» What you should do
Your answer should consist of the lines below that hold the word "position".

» Stored items from a collection
- Opening Delimiter -
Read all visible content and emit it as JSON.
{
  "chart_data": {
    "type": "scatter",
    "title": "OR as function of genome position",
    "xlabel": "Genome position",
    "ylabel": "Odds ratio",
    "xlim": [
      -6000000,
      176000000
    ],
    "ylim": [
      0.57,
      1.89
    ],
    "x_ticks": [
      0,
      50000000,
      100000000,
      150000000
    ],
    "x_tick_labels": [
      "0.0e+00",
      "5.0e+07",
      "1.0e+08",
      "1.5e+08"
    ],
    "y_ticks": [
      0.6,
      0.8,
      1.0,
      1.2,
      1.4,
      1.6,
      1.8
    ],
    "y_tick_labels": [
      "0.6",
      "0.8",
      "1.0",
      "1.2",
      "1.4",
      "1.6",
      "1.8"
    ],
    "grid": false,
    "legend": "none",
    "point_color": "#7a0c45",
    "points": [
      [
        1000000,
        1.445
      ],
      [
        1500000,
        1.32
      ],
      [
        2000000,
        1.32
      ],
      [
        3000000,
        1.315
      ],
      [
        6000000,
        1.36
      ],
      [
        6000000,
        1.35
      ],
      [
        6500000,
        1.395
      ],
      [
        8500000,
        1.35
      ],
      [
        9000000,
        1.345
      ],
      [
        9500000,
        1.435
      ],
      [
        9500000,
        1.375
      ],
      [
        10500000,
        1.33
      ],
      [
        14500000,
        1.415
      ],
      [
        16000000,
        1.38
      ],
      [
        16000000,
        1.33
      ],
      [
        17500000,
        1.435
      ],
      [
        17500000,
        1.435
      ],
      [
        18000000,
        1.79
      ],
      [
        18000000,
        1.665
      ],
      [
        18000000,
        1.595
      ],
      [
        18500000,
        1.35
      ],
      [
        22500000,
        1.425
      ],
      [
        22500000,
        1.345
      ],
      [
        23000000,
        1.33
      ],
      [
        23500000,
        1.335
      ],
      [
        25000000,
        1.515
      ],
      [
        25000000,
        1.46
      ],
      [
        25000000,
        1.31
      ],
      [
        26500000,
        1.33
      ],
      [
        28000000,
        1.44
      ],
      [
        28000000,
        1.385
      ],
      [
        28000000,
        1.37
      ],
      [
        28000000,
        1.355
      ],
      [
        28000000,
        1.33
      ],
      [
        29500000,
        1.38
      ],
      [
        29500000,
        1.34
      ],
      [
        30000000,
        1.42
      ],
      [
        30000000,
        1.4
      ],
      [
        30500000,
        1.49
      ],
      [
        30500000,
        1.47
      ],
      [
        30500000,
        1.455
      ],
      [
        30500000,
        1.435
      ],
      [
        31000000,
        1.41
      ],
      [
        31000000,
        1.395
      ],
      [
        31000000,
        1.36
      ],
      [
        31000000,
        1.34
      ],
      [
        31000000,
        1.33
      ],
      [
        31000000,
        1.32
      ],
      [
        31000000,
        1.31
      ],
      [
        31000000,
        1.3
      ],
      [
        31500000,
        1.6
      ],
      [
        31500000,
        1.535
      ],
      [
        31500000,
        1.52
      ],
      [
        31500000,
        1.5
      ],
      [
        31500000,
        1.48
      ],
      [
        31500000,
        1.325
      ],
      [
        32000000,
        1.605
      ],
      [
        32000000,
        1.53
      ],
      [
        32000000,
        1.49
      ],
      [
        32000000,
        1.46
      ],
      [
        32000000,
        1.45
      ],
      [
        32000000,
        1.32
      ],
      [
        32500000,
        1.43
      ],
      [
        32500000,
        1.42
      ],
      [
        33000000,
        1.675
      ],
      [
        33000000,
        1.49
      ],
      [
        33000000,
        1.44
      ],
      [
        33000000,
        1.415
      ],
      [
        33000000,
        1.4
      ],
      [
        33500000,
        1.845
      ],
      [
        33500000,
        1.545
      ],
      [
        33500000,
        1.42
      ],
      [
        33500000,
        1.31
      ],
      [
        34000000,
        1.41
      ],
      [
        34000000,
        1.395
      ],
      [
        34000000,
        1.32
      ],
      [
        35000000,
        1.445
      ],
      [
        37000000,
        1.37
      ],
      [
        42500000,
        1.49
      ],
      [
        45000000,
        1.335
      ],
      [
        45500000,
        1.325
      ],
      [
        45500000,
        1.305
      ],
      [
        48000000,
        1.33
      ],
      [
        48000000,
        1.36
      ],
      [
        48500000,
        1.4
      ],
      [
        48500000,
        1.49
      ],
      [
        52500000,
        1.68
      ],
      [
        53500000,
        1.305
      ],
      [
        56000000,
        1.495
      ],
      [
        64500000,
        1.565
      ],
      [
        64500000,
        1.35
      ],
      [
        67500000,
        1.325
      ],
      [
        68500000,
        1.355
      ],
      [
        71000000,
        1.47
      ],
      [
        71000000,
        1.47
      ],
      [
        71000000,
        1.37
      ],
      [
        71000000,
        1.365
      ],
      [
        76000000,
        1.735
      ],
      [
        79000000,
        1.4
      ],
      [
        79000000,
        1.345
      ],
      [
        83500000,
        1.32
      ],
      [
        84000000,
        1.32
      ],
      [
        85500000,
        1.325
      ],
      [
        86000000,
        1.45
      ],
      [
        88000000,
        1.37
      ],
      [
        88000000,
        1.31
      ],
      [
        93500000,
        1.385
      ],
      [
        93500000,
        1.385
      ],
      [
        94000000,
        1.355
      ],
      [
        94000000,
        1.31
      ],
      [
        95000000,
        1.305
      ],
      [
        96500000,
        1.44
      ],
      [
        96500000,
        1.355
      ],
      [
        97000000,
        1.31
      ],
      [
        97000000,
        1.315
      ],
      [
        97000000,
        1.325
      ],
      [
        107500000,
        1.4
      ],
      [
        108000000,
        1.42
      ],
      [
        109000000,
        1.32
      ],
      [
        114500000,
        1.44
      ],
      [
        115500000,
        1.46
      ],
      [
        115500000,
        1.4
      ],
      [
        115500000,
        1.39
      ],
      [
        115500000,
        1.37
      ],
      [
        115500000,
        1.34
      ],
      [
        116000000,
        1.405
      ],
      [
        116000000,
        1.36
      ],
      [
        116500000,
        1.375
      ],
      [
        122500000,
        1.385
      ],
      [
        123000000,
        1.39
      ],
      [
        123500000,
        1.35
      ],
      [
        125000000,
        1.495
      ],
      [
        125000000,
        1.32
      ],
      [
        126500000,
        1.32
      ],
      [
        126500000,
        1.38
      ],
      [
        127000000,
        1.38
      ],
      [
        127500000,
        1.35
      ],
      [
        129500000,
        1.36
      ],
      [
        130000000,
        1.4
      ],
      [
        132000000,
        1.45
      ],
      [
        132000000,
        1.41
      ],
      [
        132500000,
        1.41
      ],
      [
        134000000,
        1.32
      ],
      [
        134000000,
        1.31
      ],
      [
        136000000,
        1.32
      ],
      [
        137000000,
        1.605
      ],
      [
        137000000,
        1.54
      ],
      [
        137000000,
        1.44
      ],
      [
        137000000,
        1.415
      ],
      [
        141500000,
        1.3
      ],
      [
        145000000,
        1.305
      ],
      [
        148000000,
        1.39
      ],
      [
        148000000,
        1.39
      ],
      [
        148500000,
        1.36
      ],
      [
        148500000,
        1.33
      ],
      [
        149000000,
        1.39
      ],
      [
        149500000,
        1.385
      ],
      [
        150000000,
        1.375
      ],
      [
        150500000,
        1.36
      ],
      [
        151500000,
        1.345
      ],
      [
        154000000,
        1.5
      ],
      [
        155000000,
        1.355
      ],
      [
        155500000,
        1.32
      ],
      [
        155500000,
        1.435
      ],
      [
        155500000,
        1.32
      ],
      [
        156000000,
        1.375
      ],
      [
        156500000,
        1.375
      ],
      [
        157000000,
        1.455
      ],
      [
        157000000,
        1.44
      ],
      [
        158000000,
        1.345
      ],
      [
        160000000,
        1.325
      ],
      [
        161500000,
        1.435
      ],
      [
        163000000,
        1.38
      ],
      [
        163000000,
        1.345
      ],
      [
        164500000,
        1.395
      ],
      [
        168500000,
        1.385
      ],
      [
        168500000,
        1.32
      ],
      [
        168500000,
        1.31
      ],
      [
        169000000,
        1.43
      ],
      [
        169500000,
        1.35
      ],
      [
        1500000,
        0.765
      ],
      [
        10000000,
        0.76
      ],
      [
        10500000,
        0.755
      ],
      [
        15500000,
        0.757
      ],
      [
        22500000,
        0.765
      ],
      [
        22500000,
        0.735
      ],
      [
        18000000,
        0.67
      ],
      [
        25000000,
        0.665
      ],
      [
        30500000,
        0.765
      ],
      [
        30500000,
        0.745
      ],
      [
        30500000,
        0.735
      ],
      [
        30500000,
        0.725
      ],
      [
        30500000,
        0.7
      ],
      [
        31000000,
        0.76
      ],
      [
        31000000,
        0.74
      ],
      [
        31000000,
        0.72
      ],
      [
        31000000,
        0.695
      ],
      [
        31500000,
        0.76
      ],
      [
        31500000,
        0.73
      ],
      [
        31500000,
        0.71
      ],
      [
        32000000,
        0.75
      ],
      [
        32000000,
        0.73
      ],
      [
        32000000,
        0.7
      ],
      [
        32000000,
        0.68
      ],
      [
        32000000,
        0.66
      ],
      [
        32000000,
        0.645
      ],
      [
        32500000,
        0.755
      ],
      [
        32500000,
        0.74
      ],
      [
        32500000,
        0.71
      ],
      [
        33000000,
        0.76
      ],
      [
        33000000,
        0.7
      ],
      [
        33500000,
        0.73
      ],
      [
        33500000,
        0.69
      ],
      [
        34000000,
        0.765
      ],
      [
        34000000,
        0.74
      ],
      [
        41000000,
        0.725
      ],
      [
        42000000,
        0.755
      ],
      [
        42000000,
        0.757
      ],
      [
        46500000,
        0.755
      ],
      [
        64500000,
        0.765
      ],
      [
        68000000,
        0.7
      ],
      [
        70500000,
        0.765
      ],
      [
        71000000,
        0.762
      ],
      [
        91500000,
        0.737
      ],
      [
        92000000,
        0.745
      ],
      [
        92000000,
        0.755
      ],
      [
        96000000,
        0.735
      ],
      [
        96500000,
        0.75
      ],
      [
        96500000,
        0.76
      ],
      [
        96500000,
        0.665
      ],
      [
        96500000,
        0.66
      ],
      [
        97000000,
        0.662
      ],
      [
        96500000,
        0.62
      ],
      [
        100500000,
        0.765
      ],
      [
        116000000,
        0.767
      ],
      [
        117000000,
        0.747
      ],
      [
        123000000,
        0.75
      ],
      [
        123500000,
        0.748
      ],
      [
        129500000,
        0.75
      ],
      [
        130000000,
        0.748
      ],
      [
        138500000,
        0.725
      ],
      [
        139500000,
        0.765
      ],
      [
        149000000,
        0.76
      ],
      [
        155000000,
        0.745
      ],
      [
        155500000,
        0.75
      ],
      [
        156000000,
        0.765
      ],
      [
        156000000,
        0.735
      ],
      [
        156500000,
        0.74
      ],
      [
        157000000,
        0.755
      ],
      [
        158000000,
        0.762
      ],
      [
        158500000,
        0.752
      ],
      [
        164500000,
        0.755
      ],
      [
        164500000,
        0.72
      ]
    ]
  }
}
- Closing Delimiter -
» Reply to the task
    "title": "OR as function of genome position",
    "xlabel": "Genome position",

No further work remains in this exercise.